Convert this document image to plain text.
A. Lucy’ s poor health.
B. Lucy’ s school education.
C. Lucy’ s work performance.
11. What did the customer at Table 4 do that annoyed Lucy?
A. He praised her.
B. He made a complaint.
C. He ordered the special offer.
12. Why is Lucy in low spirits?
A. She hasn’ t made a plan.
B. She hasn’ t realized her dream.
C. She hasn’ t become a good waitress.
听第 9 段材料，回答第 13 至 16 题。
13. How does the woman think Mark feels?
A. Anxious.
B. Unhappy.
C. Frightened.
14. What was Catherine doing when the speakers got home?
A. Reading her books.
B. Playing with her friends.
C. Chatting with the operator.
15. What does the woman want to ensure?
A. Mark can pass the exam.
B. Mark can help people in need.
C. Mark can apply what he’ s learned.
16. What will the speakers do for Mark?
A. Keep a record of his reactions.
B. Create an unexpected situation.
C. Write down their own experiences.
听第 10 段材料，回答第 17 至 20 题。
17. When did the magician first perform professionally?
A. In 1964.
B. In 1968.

EXERCISE INSTRUCTIONS
Copy all the records above exactly, missing none.

ANSWER
Convert this document image to plain text.
A. Lucy’ s poor health.
B. Lucy’ s school education.
C. Lucy’ s work performance.
11. What did the customer at Table 4 do that annoyed Lucy?
A. He praised her.
B. He made a complaint.
C. He ordered the special offer.
12. Why is Lucy in low spirits?
A. She hasn’ t made a plan.
B. She hasn’ t realized her dream.
C. She hasn’ t become a good waitress.
听第 9 段材料，回答第 13 至 16 题。
13. How does the woman think Mark feels?
A. Anxious.
B. Unhappy.
C. Frightened.
14. What was Catherine doing when the speakers got home?
A. Reading her books.
B. Playing with her friends.
C. Chatting with the operator.
15. What does the woman want to ensure?
A. Mark can pass the exam.
B. Mark can help people in need.
C. Mark can apply what he’ s learned.
16. What will the speakers do for Mark?
A. Keep a record of his reactions.
B. Create an unexpected situation.
C. Write down their own experiences.
听第 10 段材料，回答第 17 至 20 题。
17. When did the magician first perform professionally?
A. In 1964.
B. In 1968.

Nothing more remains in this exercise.